Problem to work on: From the listing below, select every line where the word "tarde" appears.

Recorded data
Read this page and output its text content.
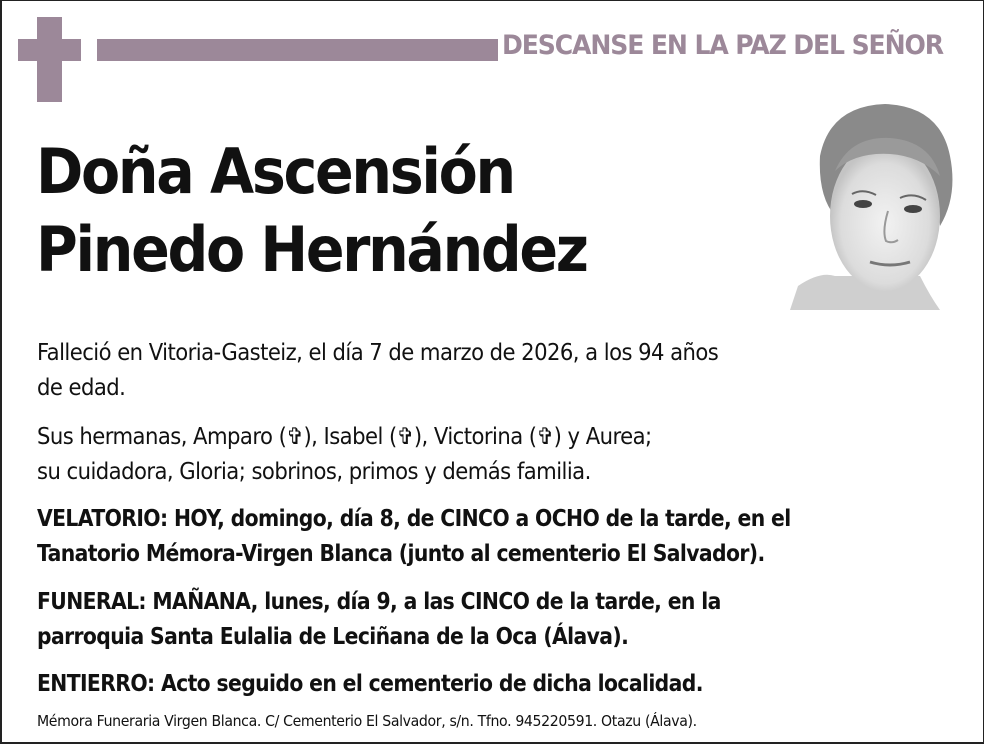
DESCANSE EN LA PAZ DEL SEÑOR
Doña Ascensión
Pinedo Hernández
Falleció en Vitoria-Gasteiz, el día 7 de marzo de 2026, a los 94 años
de edad.
Sus hermanas, Amparo (✞), Isabel (✞), Victorina (✞) y Aurea;
su cuidadora, Gloria; sobrinos, primos y demás familia.
VELATORIO: HOY, domingo, día 8, de CINCO a OCHO de la tarde, en el
Tanatorio Mémora-Virgen Blanca (junto al cementerio El Salvador).
FUNERAL: MAÑANA, lunes, día 9, a las CINCO de la tarde, en la
parroquia Santa Eulalia de Leciñana de la Oca (Álava).
ENTIERRO: Acto seguido en el cementerio de dicha localidad.
Mémora Funeraria Virgen Blanca. C/ Cementerio El Salvador, s/n. Tfno. 945220591. Otazu (Álava).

Solved problem:
VELATORIO: HOY, domingo, día 8, de CINCO a OCHO de la tarde, en el
FUNERAL: MAÑANA, lunes, día 9, a las CINCO de la tarde, en la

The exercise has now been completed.